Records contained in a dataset

• • • • • • •

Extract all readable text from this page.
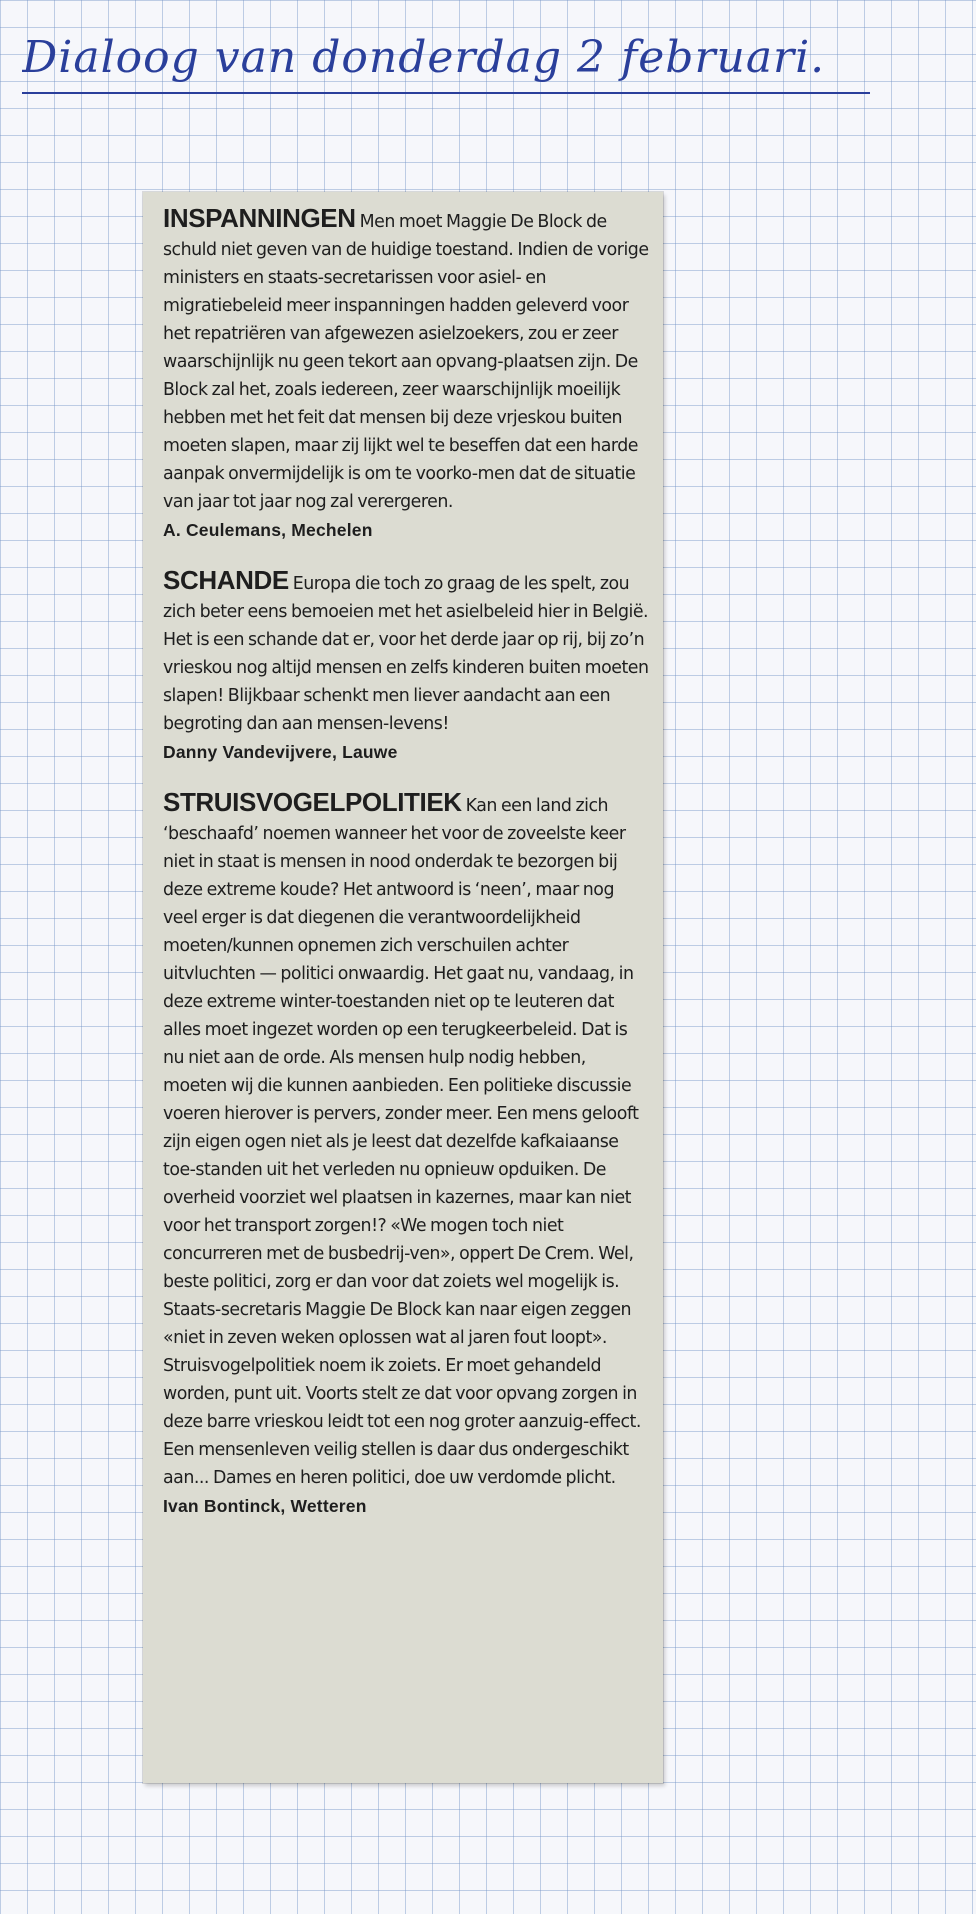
Dialoog van donderdag 2 februari.

INSPANNINGEN Men moet Maggie De Block de schuld niet geven van de huidige toestand. Indien de vorige ministers en staats-secretarissen voor asiel- en migratiebeleid meer inspanningen hadden geleverd voor het repatriëren van afgewezen asielzoekers, zou er zeer waarschijnlijk nu geen tekort aan opvang-plaatsen zijn. De Block zal het, zoals iedereen, zeer waarschijnlijk moeilijk hebben met het feit dat mensen bij deze vrjeskou buiten moeten slapen, maar zij lijkt wel te beseffen dat een harde aanpak onvermijdelijk is om te voorko-men dat de situatie van jaar tot jaar nog zal verergeren.

A. Ceulemans, Mechelen

SCHANDE Europa die toch zo graag de les spelt, zou zich beter eens bemoeien met het asielbeleid hier in België. Het is een schande dat er, voor het derde jaar op rij, bij zo’n vrieskou nog altijd mensen en zelfs kinderen buiten moeten slapen! Blijkbaar schenkt men liever aandacht aan een begroting dan aan mensen-levens!

Danny Vandevijvere, Lauwe

STRUISVOGELPOLITIEK Kan een land zich ‘beschaafd’ noemen wanneer het voor de zoveelste keer niet in staat is mensen in nood onderdak te bezorgen bij deze extreme koude? Het antwoord is ‘neen’, maar nog veel erger is dat diegenen die verantwoordelijkheid moeten/kunnen opnemen zich verschuilen achter uitvluchten — politici onwaardig. Het gaat nu, vandaag, in deze extreme winter-toestanden niet op te leuteren dat alles moet ingezet worden op een terugkeerbeleid. Dat is nu niet aan de orde. Als mensen hulp nodig hebben, moeten wij die kunnen aanbieden. Een politieke discussie voeren hierover is pervers, zonder meer. Een mens gelooft zijn eigen ogen niet als je leest dat dezelfde kafkaiaanse toe-standen uit het verleden nu opnieuw opduiken. De overheid voorziet wel plaatsen in kazernes, maar kan niet voor het transport zorgen!? «We mogen toch niet concurreren met de busbedrij-ven», oppert De Crem. Wel, beste politici, zorg er dan voor dat zoiets wel mogelijk is. Staats-secretaris Maggie De Block kan naar eigen zeggen «niet in zeven weken oplossen wat al jaren fout loopt». Struisvogelpolitiek noem ik zoiets. Er moet gehandeld worden, punt uit. Voorts stelt ze dat voor opvang zorgen in deze barre vrieskou leidt tot een nog groter aanzuig-effect. Een mensenleven veilig stellen is daar dus ondergeschikt aan... Dames en heren politici, doe uw verdomde plicht.

Ivan Bontinck, Wetteren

• • • • • • •

Exercise goal ::
Copy out all the data exactly; skip the pictures.

Result ::
Extract all readable text from this page.
Dialoog van donderdag 2 februari.

INSPANNINGEN Men moet Maggie De Block de schuld niet geven van de huidige toestand. Indien de vorige ministers en staats-secretarissen voor asiel- en migratiebeleid meer inspanningen hadden geleverd voor het repatriëren van afgewezen asielzoekers, zou er zeer waarschijnlijk nu geen tekort aan opvang-plaatsen zijn. De Block zal het, zoals iedereen, zeer waarschijnlijk moeilijk hebben met het feit dat mensen bij deze vrjeskou buiten moeten slapen, maar zij lijkt wel te beseffen dat een harde aanpak onvermijdelijk is om te voorko-men dat de situatie van jaar tot jaar nog zal verergeren.

A. Ceulemans, Mechelen

SCHANDE Europa die toch zo graag de les spelt, zou zich beter eens bemoeien met het asielbeleid hier in België. Het is een schande dat er, voor het derde jaar op rij, bij zo’n vrieskou nog altijd mensen en zelfs kinderen buiten moeten slapen! Blijkbaar schenkt men liever aandacht aan een begroting dan aan mensen-levens!

Danny Vandevijvere, Lauwe

STRUISVOGELPOLITIEK Kan een land zich ‘beschaafd’ noemen wanneer het voor de zoveelste keer niet in staat is mensen in nood onderdak te bezorgen bij deze extreme koude? Het antwoord is ‘neen’, maar nog veel erger is dat diegenen die verantwoordelijkheid moeten/kunnen opnemen zich verschuilen achter uitvluchten — politici onwaardig. Het gaat nu, vandaag, in deze extreme winter-toestanden niet op te leuteren dat alles moet ingezet worden op een terugkeerbeleid. Dat is nu niet aan de orde. Als mensen hulp nodig hebben, moeten wij die kunnen aanbieden. Een politieke discussie voeren hierover is pervers, zonder meer. Een mens gelooft zijn eigen ogen niet als je leest dat dezelfde kafkaiaanse toe-standen uit het verleden nu opnieuw opduiken. De overheid voorziet wel plaatsen in kazernes, maar kan niet voor het transport zorgen!? «We mogen toch niet concurreren met de busbedrij-ven», oppert De Crem. Wel, beste politici, zorg er dan voor dat zoiets wel mogelijk is. Staats-secretaris Maggie De Block kan naar eigen zeggen «niet in zeven weken oplossen wat al jaren fout loopt». Struisvogelpolitiek noem ik zoiets. Er moet gehandeld worden, punt uit. Voorts stelt ze dat voor opvang zorgen in deze barre vrieskou leidt tot een nog groter aanzuig-effect. Een mensenleven veilig stellen is daar dus ondergeschikt aan... Dames en heren politici, doe uw verdomde plicht.

Ivan Bontinck, Wetteren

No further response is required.